Provided records:

★ ★ ★

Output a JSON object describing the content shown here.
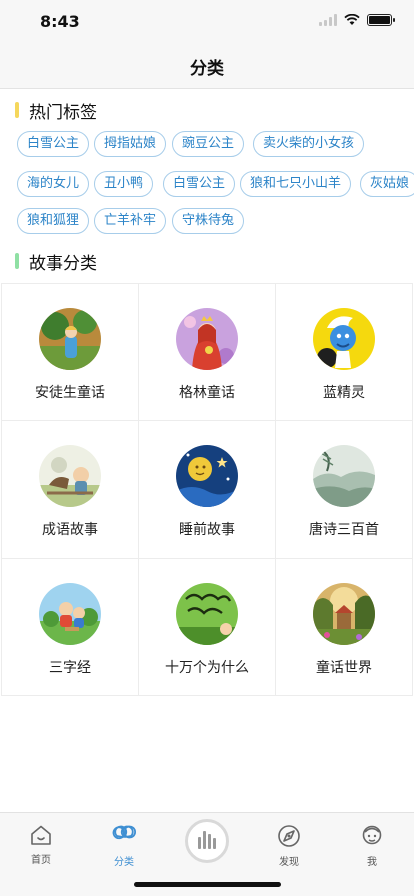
{
  "status_bar": {
    "time": "8:43"
  },
  "nav": {
    "title": "分类"
  },
  "hot_tags": {
    "title": "热门标签",
    "accent": "#f5d75c",
    "items": [
      "白雪公主",
      "拇指姑娘",
      "豌豆公主",
      "卖火柴的小女孩",
      "海的女儿",
      "丑小鸭",
      "白雪公主",
      "狼和七只小山羊",
      "灰姑娘",
      "狼和狐狸",
      "亡羊补牢",
      "守株待兔"
    ]
  },
  "story_categories": {
    "title": "故事分类",
    "accent": "#8fe0a4",
    "items": [
      {
        "label": "安徒生童话",
        "icon": "andersen-cover-icon"
      },
      {
        "label": "格林童话",
        "icon": "grimm-cover-icon"
      },
      {
        "label": "蓝精灵",
        "icon": "smurf-cover-icon"
      },
      {
        "label": "成语故事",
        "icon": "idiom-cover-icon"
      },
      {
        "label": "睡前故事",
        "icon": "bedtime-cover-icon"
      },
      {
        "label": "唐诗三百首",
        "icon": "tang-poem-cover-icon"
      },
      {
        "label": "三字经",
        "icon": "three-character-cover-icon"
      },
      {
        "label": "十万个为什么",
        "icon": "why-cover-icon"
      },
      {
        "label": "童话世界",
        "icon": "fairy-world-cover-icon"
      }
    ]
  },
  "tab_bar": {
    "items": [
      {
        "label": "首页",
        "icon": "home-icon",
        "active": false
      },
      {
        "label": "分类",
        "icon": "category-icon",
        "active": true
      },
      {
        "label": "",
        "icon": "audio-bars-icon",
        "active": false
      },
      {
        "label": "发现",
        "icon": "discover-icon",
        "active": false
      },
      {
        "label": "我",
        "icon": "profile-icon",
        "active": false
      }
    ],
    "active_color": "#3f8fd2"
  },
  "colors": {
    "tag_border": "#a7cdea",
    "tag_text": "#2c84c8"
  }
}
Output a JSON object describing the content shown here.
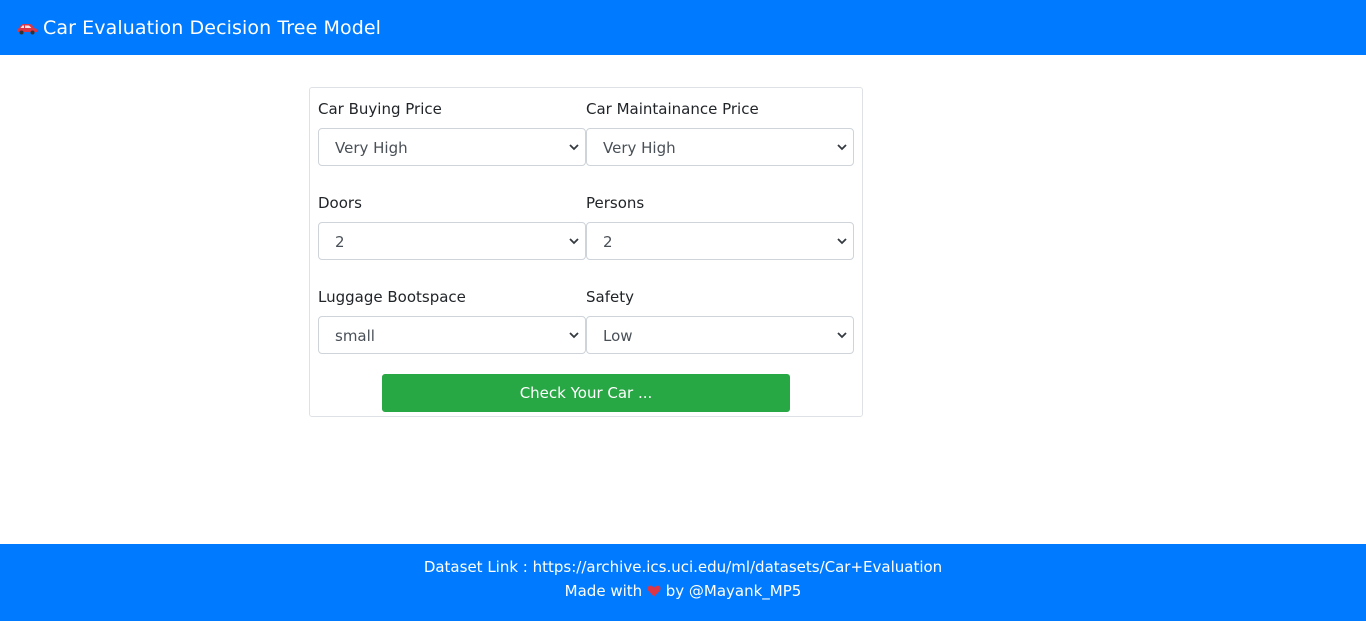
{
  "navbar": {
    "title": "Car Evaluation Decision Tree Model",
    "icon": "car-icon",
    "icon_color": "#dc3545"
  },
  "form": {
    "buying": {
      "label": "Car Buying Price",
      "value": "Very High"
    },
    "maint": {
      "label": "Car Maintainance Price",
      "value": "Very High"
    },
    "doors": {
      "label": "Doors",
      "value": "2"
    },
    "persons": {
      "label": "Persons",
      "value": "2"
    },
    "lug_boot": {
      "label": "Luggage Bootspace",
      "value": "small"
    },
    "safety": {
      "label": "Safety",
      "value": "Low"
    },
    "submit_label": "Check Your Car ..."
  },
  "footer": {
    "dataset_text": "Dataset Link : https://archive.ics.uci.edu/ml/datasets/Car+Evaluation",
    "made_with": "Made with",
    "by_text": "by @Mayank_MP5",
    "heart_icon": "heart-icon",
    "heart_color": "#dc3545"
  },
  "colors": {
    "primary": "#007bff",
    "success": "#28a745",
    "border": "#dee2e6"
  }
}
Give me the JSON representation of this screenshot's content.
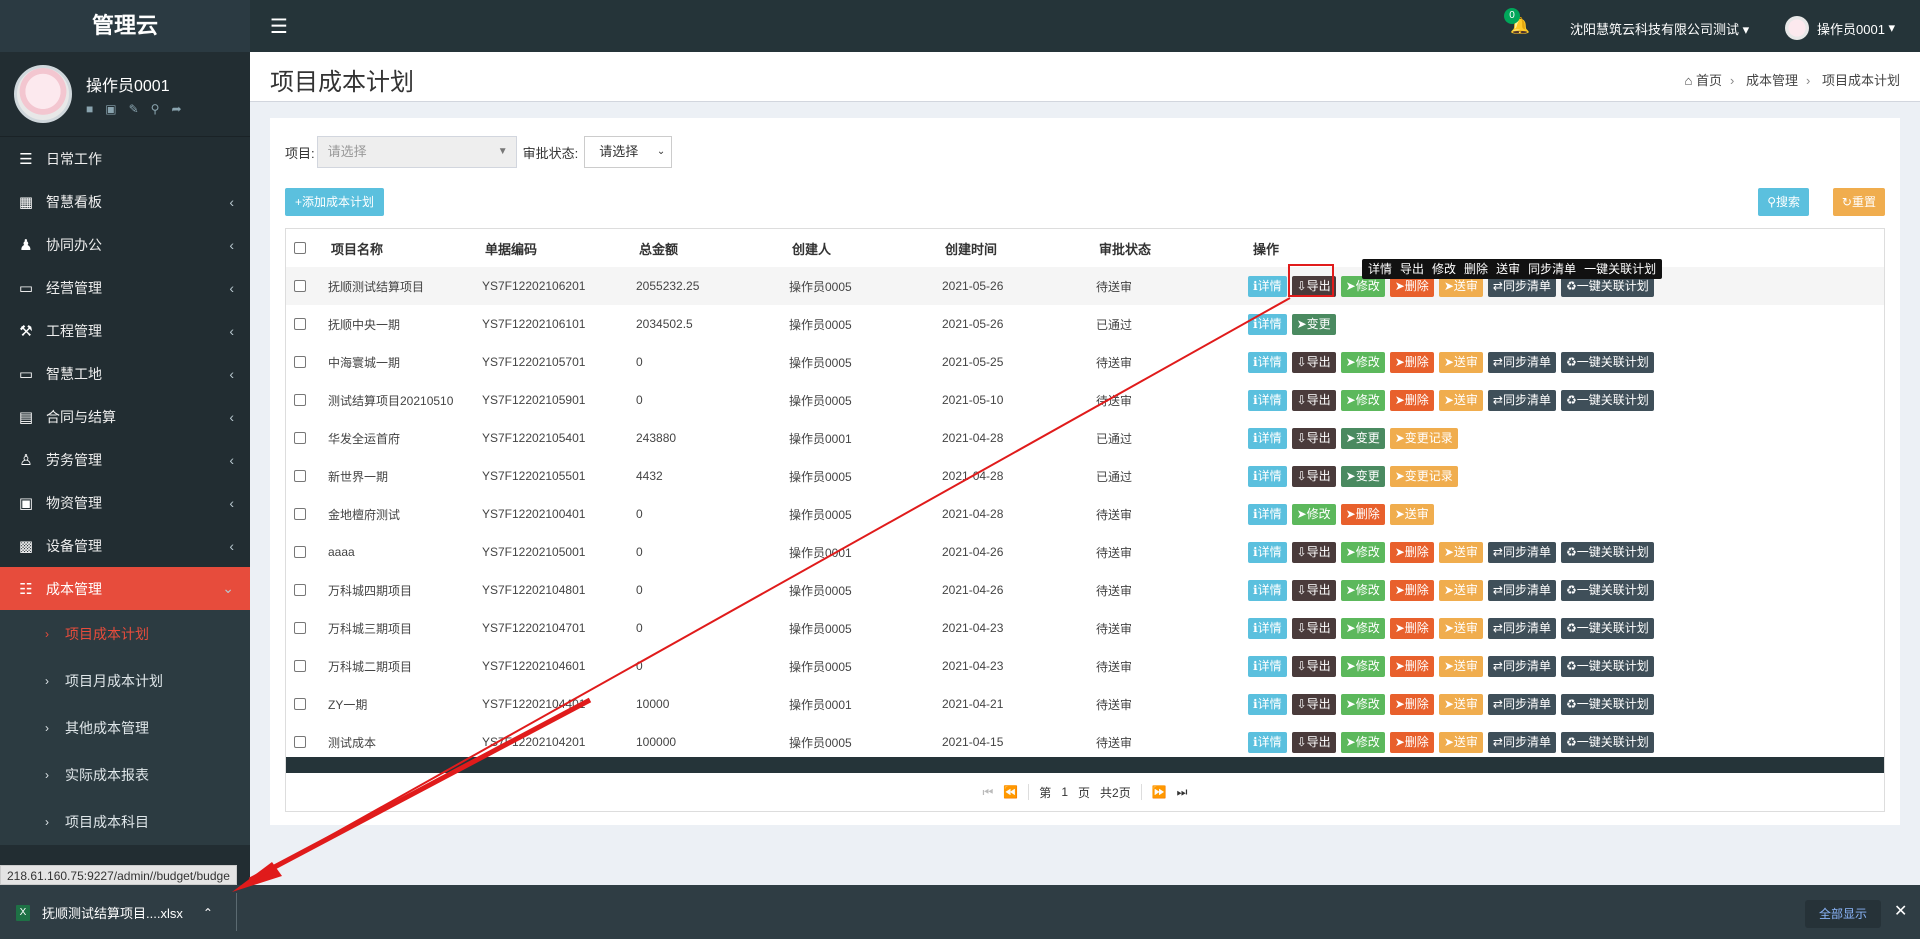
{
  "app": {
    "brand": "管理云",
    "colors": {
      "accent": "#e74c3c",
      "sidebar": "#222d32",
      "header": "#253439",
      "info": "#5bc0de",
      "warning": "#f0ad4e",
      "success": "#5cb85c"
    }
  },
  "sidebar": {
    "user_name": "操作员0001",
    "user_icons": [
      "user-icon",
      "card-icon",
      "edit-icon",
      "key-icon",
      "logout-icon"
    ],
    "menu": [
      {
        "label": "日常工作",
        "icon": "list-icon"
      },
      {
        "label": "智慧看板",
        "icon": "dashboard-icon"
      },
      {
        "label": "协同办公",
        "icon": "users-icon"
      },
      {
        "label": "经营管理",
        "icon": "monitor-icon"
      },
      {
        "label": "工程管理",
        "icon": "gavel-icon"
      },
      {
        "label": "智慧工地",
        "icon": "monitor-icon"
      },
      {
        "label": "合同与结算",
        "icon": "file-icon"
      },
      {
        "label": "劳务管理",
        "icon": "worker-icon"
      },
      {
        "label": "物资管理",
        "icon": "box-icon"
      },
      {
        "label": "设备管理",
        "icon": "cubes-icon"
      },
      {
        "label": "成本管理",
        "icon": "table-icon"
      }
    ],
    "submenu": [
      {
        "label": "项目成本计划",
        "active": true
      },
      {
        "label": "项目月成本计划"
      },
      {
        "label": "其他成本管理"
      },
      {
        "label": "实际成本报表"
      },
      {
        "label": "项目成本科目"
      }
    ]
  },
  "header": {
    "notifications": "0",
    "company": "沈阳慧筑云科技有限公司测试",
    "user": "操作员0001"
  },
  "page": {
    "title": "项目成本计划",
    "breadcrumb": [
      "首页",
      "成本管理",
      "项目成本计划"
    ]
  },
  "filters": {
    "project_label": "项目:",
    "project_placeholder": "请选择",
    "status_label": "审批状态:",
    "status_value": "请选择"
  },
  "buttons": {
    "add": "添加成本计划",
    "search": "搜索",
    "reset": "重置"
  },
  "table": {
    "headers": [
      "项目名称",
      "单据编码",
      "总金额",
      "创建人",
      "创建时间",
      "审批状态",
      "操作"
    ],
    "rows": [
      {
        "name": "抚顺测试结算项目",
        "code": "YS7F12202106201",
        "amount": "2055232.25",
        "creator": "操作员0005",
        "time": "2021-05-26",
        "status": "待送审",
        "ops": [
          "详情",
          "导出",
          "修改",
          "删除",
          "送审",
          "同步清单",
          "一键关联计划"
        ]
      },
      {
        "name": "抚顺中央一期",
        "code": "YS7F12202106101",
        "amount": "2034502.5",
        "creator": "操作员0005",
        "time": "2021-05-26",
        "status": "已通过",
        "ops": [
          "详情",
          "变更"
        ]
      },
      {
        "name": "中海寰城一期",
        "code": "YS7F12202105701",
        "amount": "0",
        "creator": "操作员0005",
        "time": "2021-05-25",
        "status": "待送审",
        "ops": [
          "详情",
          "导出",
          "修改",
          "删除",
          "送审",
          "同步清单",
          "一键关联计划"
        ]
      },
      {
        "name": "测试结算项目20210510",
        "code": "YS7F12202105901",
        "amount": "0",
        "creator": "操作员0005",
        "time": "2021-05-10",
        "status": "待送审",
        "ops": [
          "详情",
          "导出",
          "修改",
          "删除",
          "送审",
          "同步清单",
          "一键关联计划"
        ]
      },
      {
        "name": "华发全运首府",
        "code": "YS7F12202105401",
        "amount": "243880",
        "creator": "操作员0001",
        "time": "2021-04-28",
        "status": "已通过",
        "ops": [
          "详情",
          "导出",
          "变更",
          "变更记录"
        ]
      },
      {
        "name": "新世界一期",
        "code": "YS7F12202105501",
        "amount": "4432",
        "creator": "操作员0005",
        "time": "2021-04-28",
        "status": "已通过",
        "ops": [
          "详情",
          "导出",
          "变更",
          "变更记录"
        ]
      },
      {
        "name": "金地檀府测试",
        "code": "YS7F12202100401",
        "amount": "0",
        "creator": "操作员0005",
        "time": "2021-04-28",
        "status": "待送审",
        "ops": [
          "详情",
          "修改",
          "删除",
          "送审"
        ]
      },
      {
        "name": "aaaa",
        "code": "YS7F12202105001",
        "amount": "0",
        "creator": "操作员0001",
        "time": "2021-04-26",
        "status": "待送审",
        "ops": [
          "详情",
          "导出",
          "修改",
          "删除",
          "送审",
          "同步清单",
          "一键关联计划"
        ]
      },
      {
        "name": "万科城四期项目",
        "code": "YS7F12202104801",
        "amount": "0",
        "creator": "操作员0005",
        "time": "2021-04-26",
        "status": "待送审",
        "ops": [
          "详情",
          "导出",
          "修改",
          "删除",
          "送审",
          "同步清单",
          "一键关联计划"
        ]
      },
      {
        "name": "万科城三期项目",
        "code": "YS7F12202104701",
        "amount": "0",
        "creator": "操作员0005",
        "time": "2021-04-23",
        "status": "待送审",
        "ops": [
          "详情",
          "导出",
          "修改",
          "删除",
          "送审",
          "同步清单",
          "一键关联计划"
        ]
      },
      {
        "name": "万科城二期项目",
        "code": "YS7F12202104601",
        "amount": "0",
        "creator": "操作员0005",
        "time": "2021-04-23",
        "status": "待送审",
        "ops": [
          "详情",
          "导出",
          "修改",
          "删除",
          "送审",
          "同步清单",
          "一键关联计划"
        ]
      },
      {
        "name": "ZY一期",
        "code": "YS7F12202104401",
        "amount": "10000",
        "creator": "操作员0001",
        "time": "2021-04-21",
        "status": "待送审",
        "ops": [
          "详情",
          "导出",
          "修改",
          "删除",
          "送审",
          "同步清单",
          "一键关联计划"
        ]
      },
      {
        "name": "测试成本",
        "code": "YS7F12202104201",
        "amount": "100000",
        "creator": "操作员0005",
        "time": "2021-04-15",
        "status": "待送审",
        "ops": [
          "详情",
          "导出",
          "修改",
          "删除",
          "送审",
          "同步清单",
          "一键关联计划"
        ]
      }
    ]
  },
  "tooltip": [
    "详情",
    "导出",
    "修改",
    "删除",
    "送审",
    "同步清单",
    "一键关联计划"
  ],
  "pager": {
    "page_prefix": "第",
    "page_num": "1",
    "page_suffix": "页",
    "total": "共2页"
  },
  "status_url": "218.61.160.75:9227/admin//budget/budge",
  "download": {
    "filename": "抚顺测试结算项目....xlsx",
    "show_all": "全部显示"
  }
}
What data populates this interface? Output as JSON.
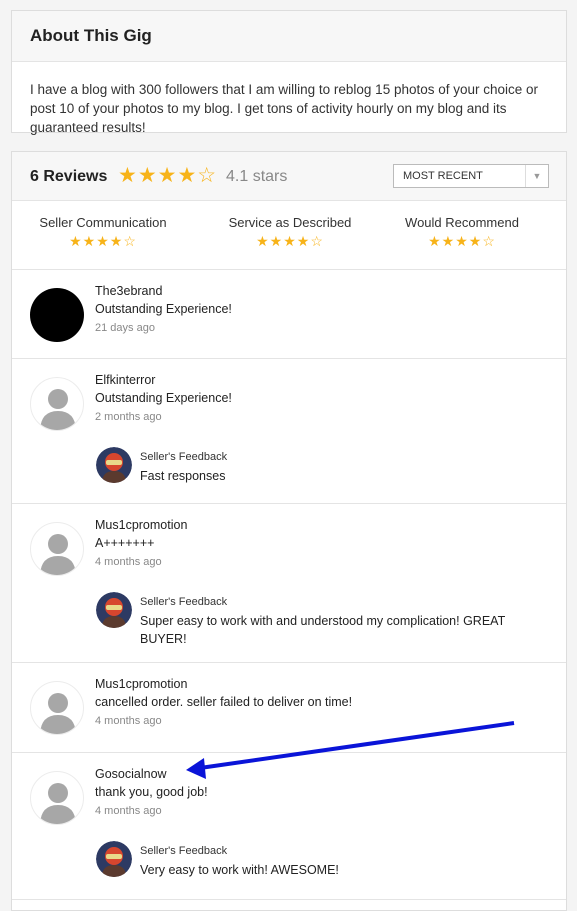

★ ★ ★

Work instructions: Check each line above for "accent" and return the ones that have it.

Task result:
    "accent": "#f5d75c",
    "accent": "#8fe0a4",
      "accent": "#e74c3c",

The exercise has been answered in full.